#### [Dokumen Sumber]
<<<<

Cari Blog Ini

TIMBUL-TENGGELAM TEATER TRADISI


TIMBUL-TENGGELAM TEATER TRADISI
Oleh : Dwi Suprabowo


                Timbul-tenggelam teater tradisi, adalah jajaran kata yang tepat untuk menggambarkan sebuah eksistensi dari hasil budi dan daya masa lalu masyarakat Indonesia yang memang sudah sukar menjumpainya dalam deretan hiburan yang ditawarkan oleh era globalisasi ini.
Kita ambil contoh Dongeng Betawi. Padahal kalau dilihat dari proses pembentukannya, teater tradisi ini sangat membutuhkan jalan panjang dan berliku untuk mencapai pengakuan identitas sebagai salah satu teater tradisi (Dongeng Betawi itu sendiri). Sebelum teater tradisi ini diakui sebagai Dongeng Betawi, ia adalah buah budi dan daya dari masyarakat silam (era kerajaan) Melayu yang bernama dongeng atau tuturan kisah. Pada era itu dongeng adalah hiburan eksklusif raja-raja Melayu saja. Setelahnya, mulailah dongeng sebagai hiburan raja tersebar ke kerajaan-kerejaan lain di wilayah Nusantara. Bertahun-tahun menjadi hiburan raja, pastilah sang penguasa (kaum superior) menyebarkan hegemon-hegemonnya secara sengaja atau tidak sengaja pada rakyat mereka (kaum inperior), dan akhirnya dongeng mulai dikenal di kalangan rakyat jelata. Salah satu kelompok rakyat jelata yang merasakan hegemoni tersebut adalah masyarakat Betawi. Meski dongeng telah mengalami transformasi di tangan masyarakat Betawi, namun tetap tertinggal jejak-jejak asal dari budaya asal dongeng tersebut, yaitu Melayu. Jejak-jejak asal itu adalah objek dongeng tersebut, yaitu hikayat-hikayat Melayu yang memang bukan merupakan hasil budi dan daya asli masyarakat Melayu, karena hikayat-hikayat tersebut berasal dari budaya masyarakat Persia dan Mesir. Yang tertransformasi hanya pesan moral dalam sempilan konvensi dalam konteks ke-Betawi-an dan media tuturnya yakni bahasa Betawi.

>>>>

#### [Bahan yang Disediakan]

<<<<

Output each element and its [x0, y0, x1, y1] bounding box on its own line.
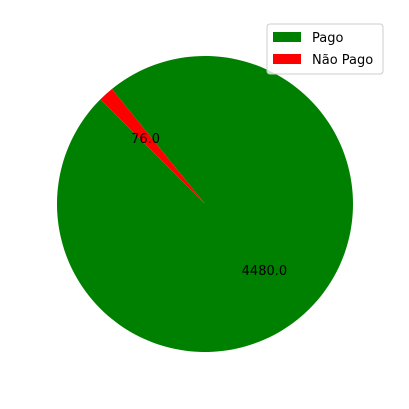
legend-swatch-nao-pago [273, 54, 301, 64]
pie-slice-nao-pago [100, 88, 205, 204]
legend-swatch-pago [273, 32, 301, 42]
legend-label-pago: Pago [312, 31, 343, 46]
pie-value-label-pago: 4480.0 [242, 264, 288, 279]
legend: Pago Não Pago [266, 23, 384, 75]
pie-slices [57, 55, 354, 352]
pie-value-label-nao-pago: 76.0 [131, 132, 160, 147]
legend-label-nao-pago: Não Pago [312, 53, 373, 68]
pie-slice-pago [57, 55, 354, 352]
pie-value-labels: 4480.0 76.0 [131, 132, 287, 279]
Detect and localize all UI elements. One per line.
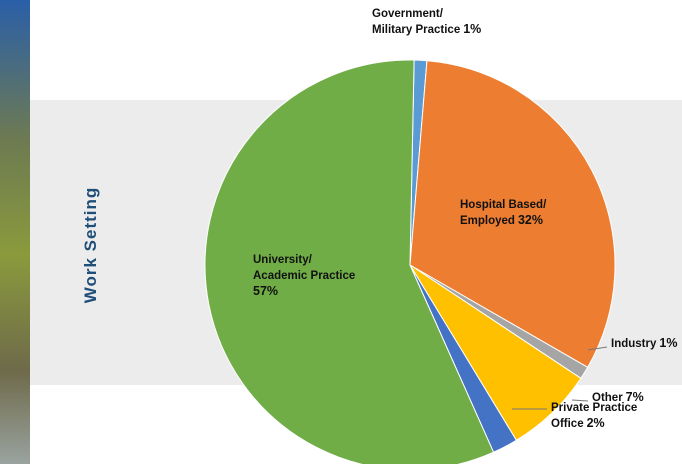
category-label: Hospital Based/ [460, 199, 547, 211]
chart-title: Work Setting [81, 187, 100, 304]
category-label: Government/ [372, 8, 444, 20]
category-label: Office [551, 418, 584, 430]
slice-label: Other 7% [592, 390, 644, 404]
photo-strip [0, 0, 30, 464]
value-label: 57% [253, 284, 278, 298]
value-label: 2% [587, 416, 605, 430]
category-label: University/ [253, 254, 313, 266]
pie-slice [204, 59, 495, 464]
category-label: Other [592, 392, 623, 404]
category-label: Employed [460, 215, 515, 227]
pie-slice [409, 60, 616, 369]
value-label: 1% [463, 22, 481, 36]
slice-label: Hospital Based/Employed 32% [460, 199, 547, 227]
category-label: Military Practice [372, 24, 460, 36]
leader-line [571, 399, 589, 402]
category-label: Industry [611, 338, 657, 350]
leader-line [587, 346, 608, 351]
slice-label: Government/Military Practice 1% [372, 8, 481, 36]
slice-label: Industry 1% [611, 336, 677, 350]
slice-label: Private Practice Office 2% [551, 402, 637, 430]
slice-label: University/Academic Practice 57% [253, 254, 355, 298]
category-label: Academic Practice [253, 270, 355, 282]
value-label: 1% [659, 336, 677, 350]
category-label: Private Practice [551, 402, 637, 414]
value-label: 7% [626, 390, 644, 404]
value-label: 32% [518, 213, 543, 227]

>>>>

#### [Tugas Singkat]
Tuliskan kembali seluruh esai tentang teater tradisi di atas kata demi kata, tanpa mengubah satu bagian pun.

#### [Hasil Latihan]
Cari Blog Ini

TIMBUL-TENGGELAM TEATER TRADISI


TIMBUL-TENGGELAM TEATER TRADISI
Oleh : Dwi Suprabowo


                Timbul-tenggelam teater tradisi, adalah jajaran kata yang tepat untuk menggambarkan sebuah eksistensi dari hasil budi dan daya masa lalu masyarakat Indonesia yang memang sudah sukar menjumpainya dalam deretan hiburan yang ditawarkan oleh era globalisasi ini.
Kita ambil contoh Dongeng Betawi. Padahal kalau dilihat dari proses pembentukannya, teater tradisi ini sangat membutuhkan jalan panjang dan berliku untuk mencapai pengakuan identitas sebagai salah satu teater tradisi (Dongeng Betawi itu sendiri). Sebelum teater tradisi ini diakui sebagai Dongeng Betawi, ia adalah buah budi dan daya dari masyarakat silam (era kerajaan) Melayu yang bernama dongeng atau tuturan kisah. Pada era itu dongeng adalah hiburan eksklusif raja-raja Melayu saja. Setelahnya, mulailah dongeng sebagai hiburan raja tersebar ke kerajaan-kerejaan lain di wilayah Nusantara. Bertahun-tahun menjadi hiburan raja, pastilah sang penguasa (kaum superior) menyebarkan hegemon-hegemonnya secara sengaja atau tidak sengaja pada rakyat mereka (kaum inperior), dan akhirnya dongeng mulai dikenal di kalangan rakyat jelata. Salah satu kelompok rakyat jelata yang merasakan hegemoni tersebut adalah masyarakat Betawi. Meski dongeng telah mengalami transformasi di tangan masyarakat Betawi, namun tetap tertinggal jejak-jejak asal dari budaya asal dongeng tersebut, yaitu Melayu. Jejak-jejak asal itu adalah objek dongeng tersebut, yaitu hikayat-hikayat Melayu yang memang bukan merupakan hasil budi dan daya asli masyarakat Melayu, karena hikayat-hikayat tersebut berasal dari budaya masyarakat Persia dan Mesir. Yang tertransformasi hanya pesan moral dalam sempilan konvensi dalam konteks ke-Betawi-an dan media tuturnya yakni bahasa Betawi.